◆ **REQUIREMENT**:
Put the lines of the material from the one containing "- headline-emphasis: 200만: [151, 62, 276, 108]" through the one containing "- callout-bubble: [465, 170, 557, 232]" into a JSON list of strings, one string per line, leaving out blank lines.

******

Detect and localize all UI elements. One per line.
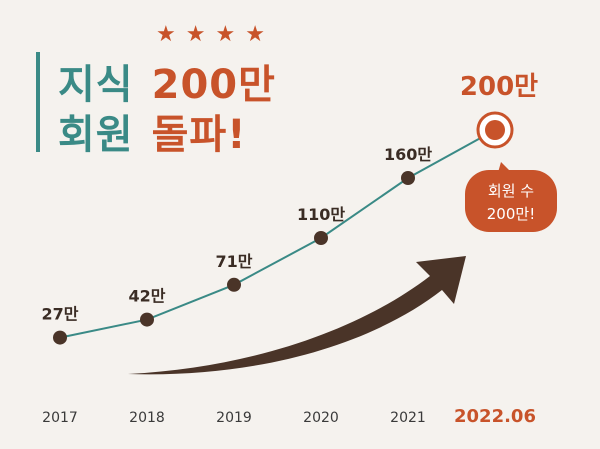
- headline-emphasis: 200만: [151, 62, 276, 108]
- data-point: [401, 171, 415, 185]
- data-label: 110만: [297, 205, 345, 224]
- data-point: [227, 277, 241, 292]
- x-tick-label: 2021: [390, 410, 426, 426]
- x-tick-label: 2017: [42, 410, 78, 426]
- callout-bubble: [465, 170, 557, 232]
- star-icon: ★: [215, 22, 236, 47]
- x-tick-label: 2020: [303, 410, 339, 426]
- star-icon: ★: [245, 22, 265, 47]
- data-label: 71만: [216, 252, 253, 271]
- data-label: 42만: [129, 287, 166, 306]
- star-icon: ★: [156, 22, 176, 47]
- x-tick-label: 2022.06: [454, 406, 536, 427]
- headline-line-2: 회원 돌파!: [58, 102, 276, 158]
- data-label: 160만: [384, 145, 432, 164]
- callout-line-2: 200만!: [487, 205, 535, 223]
- data-point: [53, 330, 67, 345]
- data-label: 200만: [460, 72, 538, 102]
- headline-word: 지식: [58, 62, 134, 108]
- headline-word: 회원: [58, 112, 134, 158]
- x-tick-label: 2019: [216, 410, 252, 426]
- data-point: [485, 120, 505, 140]
- headline: 지식 200만 회원 돌파!: [36, 52, 276, 158]
- data-point: [140, 312, 154, 327]
- x-tick-label: 2018: [129, 410, 165, 426]
- headline-line-1: 지식 200만: [58, 52, 276, 108]
- callout-line-1: 회원 수: [488, 182, 534, 200]
- data-label: 27만: [42, 305, 79, 324]
- headline-emphasis: 돌파!: [151, 112, 247, 158]
- series-line: [59, 129, 496, 339]
- growth-arrow: [128, 256, 466, 375]
- data-point: [314, 231, 328, 245]
- star-icon: ★: [185, 22, 206, 47]
- star-rating: ★ ★ ★ ★: [156, 24, 265, 46]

******

◆ **ANSWER**:
[
  "- headline-emphasis: 200만: [151, 62, 276, 108]",
  "- data-point: [401, 171, 415, 185]",
  "- data-label: 110만: [297, 205, 345, 224]",
  "- data-point: [227, 277, 241, 292]",
  "- x-tick-label: 2021: [390, 410, 426, 426]",
  "- x-tick-label: 2017: [42, 410, 78, 426]",
  "- callout-bubble: [465, 170, 557, 232]"
]